**The exercise**:
Copy out each line of the material below that holds the string "color".

----------

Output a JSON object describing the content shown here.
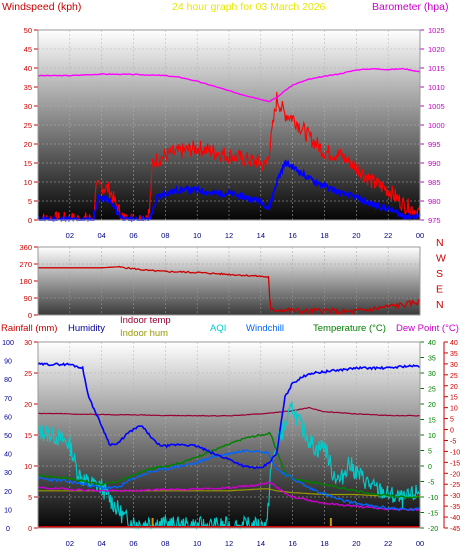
{
  "chart_data": [
    {
      "type": "line",
      "title": "24 hour graph for 03 March 2026",
      "left_axis_label": "Windspeed (kph)",
      "right_axis_label": "Barometer (hpa)",
      "x_ticks": [
        "02",
        "04",
        "06",
        "08",
        "10",
        "12",
        "14",
        "16",
        "18",
        "20",
        "22",
        "00"
      ],
      "xlim": [
        0,
        24
      ],
      "ylim_left": [
        0,
        50
      ],
      "ylim_right": [
        975,
        1025
      ],
      "y_ticks_left": [
        0,
        5,
        10,
        15,
        20,
        25,
        30,
        35,
        40,
        45,
        50
      ],
      "y_ticks_right": [
        975,
        980,
        985,
        990,
        995,
        1000,
        1005,
        1010,
        1015,
        1020,
        1025
      ],
      "series": [
        {
          "key": "gust",
          "color": "#ff0000",
          "axis": "left",
          "x": [
            0,
            2.5,
            3.5,
            3.6,
            4,
            4.5,
            5,
            5.4,
            6,
            6.5,
            7,
            7.2,
            7.5,
            8,
            9,
            10,
            11,
            12,
            13,
            14,
            14.3,
            14.6,
            15,
            15.5,
            16,
            17,
            18,
            19,
            20,
            21,
            22,
            23,
            24
          ],
          "y": [
            0,
            0,
            0,
            8,
            9,
            8,
            3,
            0,
            0,
            0,
            2,
            15,
            16,
            17,
            18,
            19,
            18,
            17,
            16,
            15,
            14,
            20,
            32,
            28,
            27,
            22,
            18,
            17,
            14,
            10,
            8,
            4,
            2
          ]
        },
        {
          "key": "avg",
          "color": "#0000ff",
          "axis": "left",
          "x": [
            0,
            3.5,
            3.7,
            4,
            4.5,
            5,
            5.4,
            6,
            7,
            7.5,
            8,
            9,
            10,
            11,
            12,
            13,
            14,
            14.5,
            15,
            15.5,
            16,
            17,
            18,
            19,
            20,
            21,
            22,
            23,
            24
          ],
          "y": [
            0,
            0,
            5,
            6,
            5,
            2,
            0,
            0,
            0,
            6,
            7,
            8,
            8,
            7,
            7,
            6,
            5,
            3,
            10,
            15,
            14,
            11,
            9,
            7,
            6,
            4,
            3,
            1,
            1
          ]
        },
        {
          "key": "barometer",
          "color": "#ff00ff",
          "axis": "right",
          "x": [
            0,
            2,
            4,
            6,
            8,
            9,
            10,
            11,
            12,
            13,
            14,
            14.5,
            15,
            15.5,
            16,
            17,
            18,
            19,
            20,
            21,
            22,
            23,
            24
          ],
          "y": [
            1013,
            1013,
            1013.4,
            1013.3,
            1013,
            1012.5,
            1011.5,
            1010.3,
            1009,
            1007.8,
            1006.8,
            1006.2,
            1007.2,
            1009,
            1010.5,
            1012,
            1012.8,
            1013.5,
            1014.5,
            1014.8,
            1014.6,
            1014.8,
            1014
          ]
        }
      ]
    },
    {
      "type": "line",
      "title": "",
      "ylim": [
        0,
        360
      ],
      "y_ticks": [
        0,
        90,
        180,
        270,
        360
      ],
      "compass_labels": [
        "N",
        "W",
        "S",
        "E",
        "N"
      ],
      "series": [
        {
          "key": "direction",
          "color": "#cc0000",
          "x": [
            0,
            4,
            5,
            6,
            7,
            8,
            9,
            10,
            11,
            12,
            13,
            14,
            14.5,
            14.6,
            15,
            16,
            17,
            18,
            19,
            20,
            21,
            22,
            23,
            24
          ],
          "y": [
            250,
            250,
            255,
            245,
            235,
            230,
            228,
            225,
            220,
            215,
            210,
            205,
            200,
            20,
            30,
            25,
            18,
            25,
            15,
            20,
            30,
            45,
            55,
            70
          ]
        }
      ]
    },
    {
      "type": "line",
      "title": "",
      "legend": [
        "Rainfall (mm)",
        "Humidity",
        "Indoor temp",
        "Indoor hum",
        "AQI",
        "Windchill",
        "Temperature (°C)",
        "Dew Point (°C)"
      ],
      "x_ticks": [
        "02",
        "04",
        "06",
        "08",
        "10",
        "12",
        "14",
        "16",
        "18",
        "20",
        "22",
        "00"
      ],
      "xlim": [
        0,
        24
      ],
      "rain_axis": [
        0,
        5,
        10,
        15,
        20,
        25,
        30
      ],
      "hum_axis": [
        0,
        10,
        20,
        30,
        40,
        50,
        60,
        70,
        80,
        90,
        100
      ],
      "temp_axis": [
        -20,
        -15,
        -10,
        -5,
        0,
        5,
        10,
        15,
        20,
        25,
        30,
        35,
        40
      ],
      "dew_axis": [
        -45,
        -40,
        -35,
        -30,
        -25,
        -20,
        -15,
        -10,
        -5,
        0,
        5,
        10,
        15,
        20,
        25,
        30,
        35,
        40
      ],
      "series": [
        {
          "key": "indoor_temp",
          "color": "#990033",
          "axis": "temp",
          "x": [
            0,
            2,
            4,
            6,
            8,
            10,
            12,
            14,
            16,
            17,
            18,
            20,
            22,
            24
          ],
          "y": [
            17,
            16.8,
            16.6,
            16.5,
            16.3,
            16.2,
            16.2,
            16.8,
            17.8,
            18.8,
            17.5,
            16.8,
            16.3,
            16.2
          ]
        },
        {
          "key": "humidity",
          "color": "#0000ff",
          "axis": "hum",
          "x": [
            0,
            2,
            2.8,
            3.2,
            4,
            4.5,
            5,
            5.5,
            6,
            6.5,
            7,
            7.5,
            8,
            9,
            10,
            11,
            12,
            13,
            14,
            14.5,
            15,
            15.5,
            16,
            17,
            18,
            19,
            20,
            21,
            22,
            23,
            24
          ],
          "y": [
            88,
            88,
            86,
            70,
            55,
            45,
            45,
            50,
            53,
            55,
            50,
            45,
            44,
            45,
            44,
            40,
            37,
            33,
            32,
            35,
            40,
            70,
            78,
            83,
            84,
            85,
            86,
            86,
            86,
            87,
            87
          ]
        },
        {
          "key": "temperature",
          "color": "#008000",
          "axis": "temp",
          "x": [
            0,
            1,
            2,
            3,
            4,
            5,
            6,
            7,
            8,
            9,
            10,
            11,
            12,
            13,
            14,
            14.6,
            15,
            15.5,
            16,
            17,
            18,
            19,
            20,
            21,
            22,
            23,
            24
          ],
          "y": [
            -3,
            -3.5,
            -4,
            -5,
            -6,
            -5,
            -3,
            -1,
            0,
            1,
            3,
            5,
            7,
            9,
            10,
            10.5,
            5,
            -2,
            -4,
            -5,
            -6,
            -7,
            -8,
            -9,
            -9.5,
            -10,
            -10
          ]
        },
        {
          "key": "windchill",
          "color": "#0066ff",
          "axis": "temp",
          "x": [
            0,
            2,
            4,
            5,
            6,
            7,
            8,
            9,
            10,
            11,
            12,
            13,
            14,
            14.5,
            15,
            16,
            17,
            18,
            19,
            20,
            21,
            22,
            23,
            24
          ],
          "y": [
            -4,
            -5,
            -7,
            -7,
            -4,
            -2,
            -1,
            0,
            1,
            3,
            4,
            5,
            5,
            4,
            -1,
            -4,
            -7,
            -9,
            -11,
            -12,
            -13,
            -13.5,
            -14,
            -14
          ]
        },
        {
          "key": "dew_point",
          "color": "#cc00cc",
          "axis": "temp",
          "x": [
            0,
            2,
            4,
            6,
            8,
            10,
            12,
            14,
            14.5,
            15,
            16,
            17,
            18,
            19,
            20,
            21,
            22,
            23,
            24
          ],
          "y": [
            -7,
            -7.5,
            -8,
            -8,
            -7.5,
            -7.5,
            -7,
            -6,
            -5,
            -7,
            -10,
            -11,
            -12,
            -12.5,
            -13,
            -13.5,
            -14,
            -14,
            -14
          ]
        },
        {
          "key": "indoor_hum",
          "color": "#999900",
          "axis": "hum",
          "x": [
            0,
            2,
            4,
            6,
            8,
            10,
            12,
            14,
            14.5,
            15,
            16,
            18,
            20,
            22,
            24
          ],
          "y": [
            20,
            20,
            20,
            20,
            20,
            20,
            20,
            21,
            21,
            20,
            19,
            18,
            18,
            17,
            17
          ]
        },
        {
          "key": "aqi",
          "color": "#00cccc",
          "axis": "hum",
          "x": [
            0,
            1,
            2,
            2.5,
            3,
            4,
            5,
            5.5,
            6,
            6.5,
            7,
            8,
            9,
            10,
            11,
            12,
            13,
            14,
            14.4,
            14.6,
            15,
            15.5,
            16,
            16.5,
            17,
            17.5,
            18,
            18.5,
            19,
            19.5,
            20,
            21,
            22,
            23,
            24
          ],
          "y": [
            52,
            50,
            45,
            30,
            25,
            22,
            10,
            5,
            3,
            2,
            3,
            2,
            1,
            1,
            1,
            1,
            1,
            1,
            2,
            30,
            45,
            55,
            65,
            55,
            48,
            42,
            45,
            30,
            25,
            35,
            30,
            22,
            18,
            15,
            20
          ]
        }
      ],
      "rain_ticks_hours": [
        7.2,
        18.4
      ]
    }
  ]
}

----------

**Task output**:
          "color": "#ff0000",
          "color": "#0000ff",
          "color": "#ff00ff",
          "color": "#cc0000",
          "color": "#990033",
          "color": "#0000ff",
          "color": "#008000",
          "color": "#0066ff",
          "color": "#cc00cc",
          "color": "#999900",
          "color": "#00cccc",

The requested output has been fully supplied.